**Stated task:**
Pull out every line below that contains the word "Hoboken".

**Dataset records:**
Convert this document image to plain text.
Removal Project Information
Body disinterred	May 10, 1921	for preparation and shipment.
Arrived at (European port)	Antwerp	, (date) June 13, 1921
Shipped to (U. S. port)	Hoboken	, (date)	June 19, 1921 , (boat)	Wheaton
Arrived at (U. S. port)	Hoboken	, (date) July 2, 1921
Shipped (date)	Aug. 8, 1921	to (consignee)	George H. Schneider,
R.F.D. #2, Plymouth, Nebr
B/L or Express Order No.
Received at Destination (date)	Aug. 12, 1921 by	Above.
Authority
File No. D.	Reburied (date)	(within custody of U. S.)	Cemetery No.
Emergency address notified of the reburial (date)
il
* * *
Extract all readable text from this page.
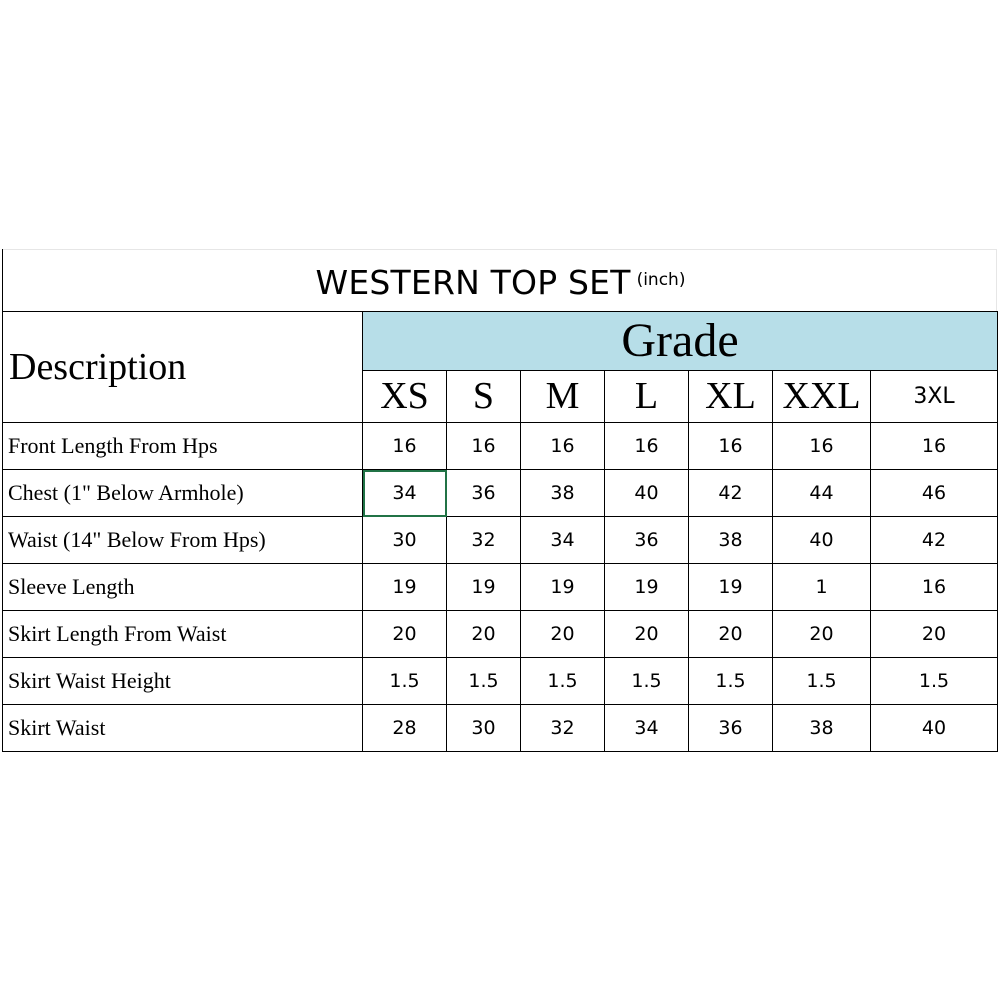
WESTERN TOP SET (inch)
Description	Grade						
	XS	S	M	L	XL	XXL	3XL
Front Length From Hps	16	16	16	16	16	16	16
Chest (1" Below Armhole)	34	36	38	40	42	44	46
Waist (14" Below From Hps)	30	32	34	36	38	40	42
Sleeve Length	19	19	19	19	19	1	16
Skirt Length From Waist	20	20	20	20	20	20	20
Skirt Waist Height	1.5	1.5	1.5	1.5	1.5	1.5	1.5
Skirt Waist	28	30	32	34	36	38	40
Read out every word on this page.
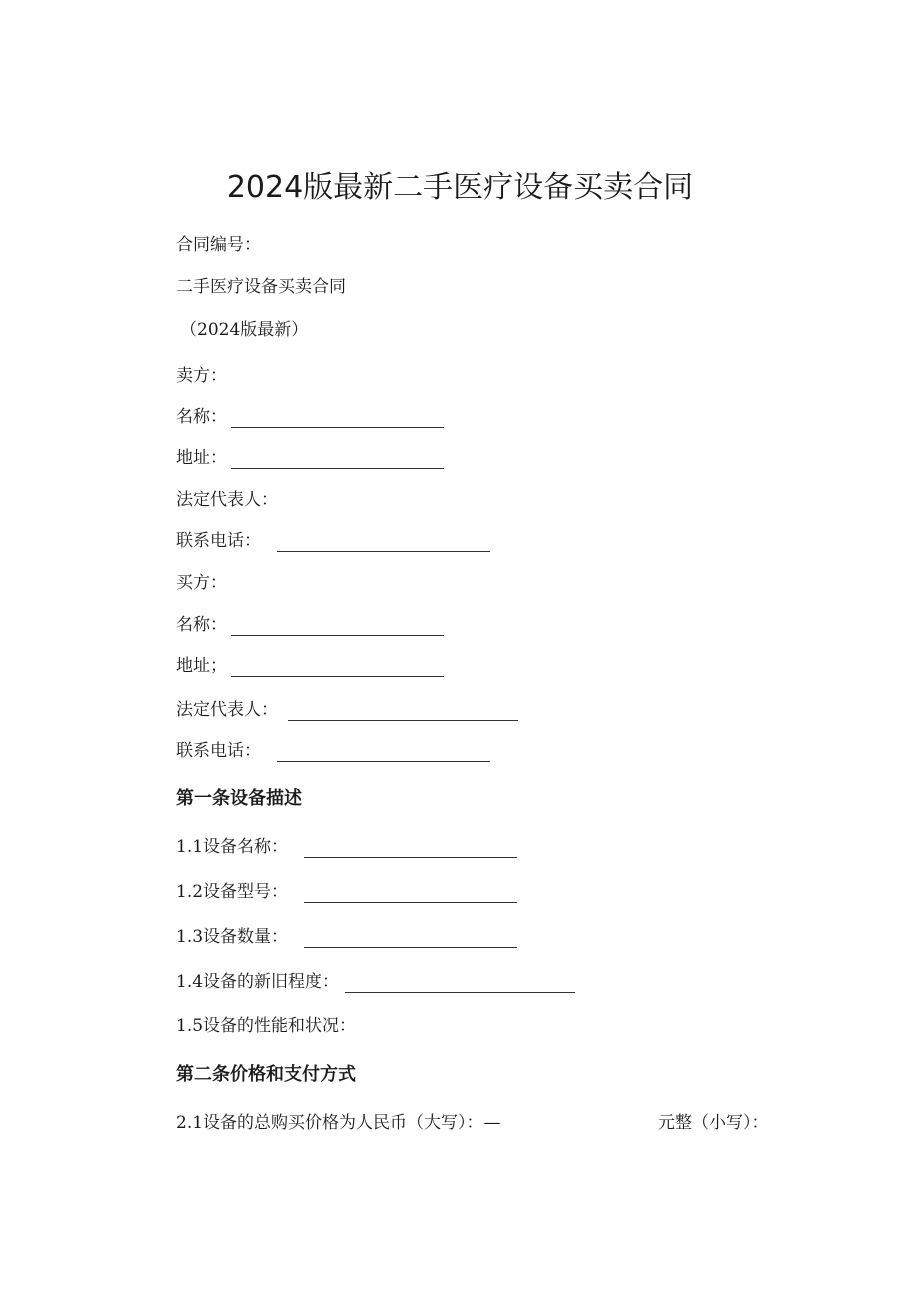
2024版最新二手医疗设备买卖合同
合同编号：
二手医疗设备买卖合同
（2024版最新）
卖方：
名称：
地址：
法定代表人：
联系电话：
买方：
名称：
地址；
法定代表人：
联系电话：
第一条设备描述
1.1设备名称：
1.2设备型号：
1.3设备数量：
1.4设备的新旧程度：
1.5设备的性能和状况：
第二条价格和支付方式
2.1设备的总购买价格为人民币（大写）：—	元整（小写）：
==
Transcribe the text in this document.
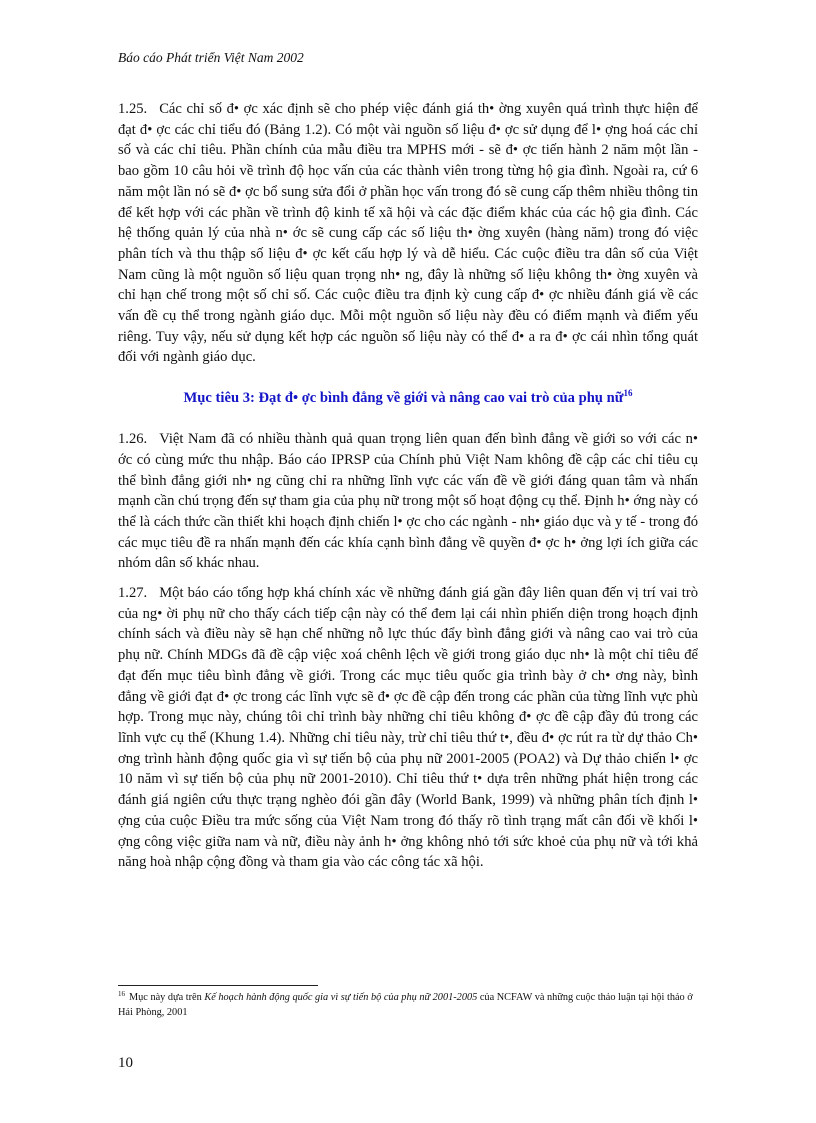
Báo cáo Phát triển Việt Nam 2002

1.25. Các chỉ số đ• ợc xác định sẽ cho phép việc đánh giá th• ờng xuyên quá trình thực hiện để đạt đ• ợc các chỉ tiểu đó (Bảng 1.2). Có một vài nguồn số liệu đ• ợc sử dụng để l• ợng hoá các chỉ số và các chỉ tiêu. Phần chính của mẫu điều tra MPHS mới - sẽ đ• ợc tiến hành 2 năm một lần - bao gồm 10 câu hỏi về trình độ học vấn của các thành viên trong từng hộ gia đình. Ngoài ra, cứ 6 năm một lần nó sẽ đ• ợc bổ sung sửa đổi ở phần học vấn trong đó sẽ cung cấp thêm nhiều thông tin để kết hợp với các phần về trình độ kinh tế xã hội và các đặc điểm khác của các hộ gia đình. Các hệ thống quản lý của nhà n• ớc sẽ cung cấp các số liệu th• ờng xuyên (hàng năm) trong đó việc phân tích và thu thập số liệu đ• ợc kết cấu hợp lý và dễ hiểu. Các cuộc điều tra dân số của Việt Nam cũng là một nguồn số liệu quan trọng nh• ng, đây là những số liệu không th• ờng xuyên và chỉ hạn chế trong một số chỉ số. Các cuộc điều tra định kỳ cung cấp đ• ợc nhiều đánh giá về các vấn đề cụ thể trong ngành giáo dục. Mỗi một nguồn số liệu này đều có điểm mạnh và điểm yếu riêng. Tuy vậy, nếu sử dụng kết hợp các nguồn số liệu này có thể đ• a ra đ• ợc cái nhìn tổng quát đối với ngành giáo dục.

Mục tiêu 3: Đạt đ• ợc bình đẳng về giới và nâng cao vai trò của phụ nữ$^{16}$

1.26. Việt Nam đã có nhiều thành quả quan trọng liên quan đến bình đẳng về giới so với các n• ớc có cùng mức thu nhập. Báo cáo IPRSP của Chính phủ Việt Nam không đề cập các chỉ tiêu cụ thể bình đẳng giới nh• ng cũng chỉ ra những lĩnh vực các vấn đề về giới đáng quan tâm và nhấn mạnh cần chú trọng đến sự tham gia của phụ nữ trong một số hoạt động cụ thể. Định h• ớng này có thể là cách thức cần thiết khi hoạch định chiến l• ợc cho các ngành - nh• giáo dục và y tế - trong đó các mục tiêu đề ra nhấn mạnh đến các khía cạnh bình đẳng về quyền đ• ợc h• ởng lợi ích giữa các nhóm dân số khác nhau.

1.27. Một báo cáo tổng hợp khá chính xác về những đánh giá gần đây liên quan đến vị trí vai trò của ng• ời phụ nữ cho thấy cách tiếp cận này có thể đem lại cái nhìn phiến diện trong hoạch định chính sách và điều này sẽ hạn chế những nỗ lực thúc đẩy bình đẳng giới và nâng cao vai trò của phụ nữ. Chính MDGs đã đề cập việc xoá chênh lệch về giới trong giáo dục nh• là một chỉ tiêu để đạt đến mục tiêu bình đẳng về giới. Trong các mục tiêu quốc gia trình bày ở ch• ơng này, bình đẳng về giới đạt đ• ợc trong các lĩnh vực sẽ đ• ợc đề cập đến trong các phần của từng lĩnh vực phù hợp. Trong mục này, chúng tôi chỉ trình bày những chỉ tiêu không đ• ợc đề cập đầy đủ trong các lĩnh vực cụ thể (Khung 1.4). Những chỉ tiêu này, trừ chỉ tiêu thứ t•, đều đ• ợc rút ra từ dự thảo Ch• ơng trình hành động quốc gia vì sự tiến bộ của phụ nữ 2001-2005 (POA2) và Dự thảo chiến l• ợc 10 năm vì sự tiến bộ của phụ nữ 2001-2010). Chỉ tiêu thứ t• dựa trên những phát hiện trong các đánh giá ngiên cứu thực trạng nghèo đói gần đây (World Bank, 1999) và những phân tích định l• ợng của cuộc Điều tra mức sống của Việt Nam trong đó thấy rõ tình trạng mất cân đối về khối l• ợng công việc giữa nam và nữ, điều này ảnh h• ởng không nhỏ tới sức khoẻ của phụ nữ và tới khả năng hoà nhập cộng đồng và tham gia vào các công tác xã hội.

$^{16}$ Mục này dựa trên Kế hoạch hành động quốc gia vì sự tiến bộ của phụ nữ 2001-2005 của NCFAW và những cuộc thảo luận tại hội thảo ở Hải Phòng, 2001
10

**Result below:**
Shipped to (U. S. port)	Hoboken	, (date)	June 19, 1921 , (boat)	Wheaton
Arrived at (U. S. port)	Hoboken	, (date) July 2, 1921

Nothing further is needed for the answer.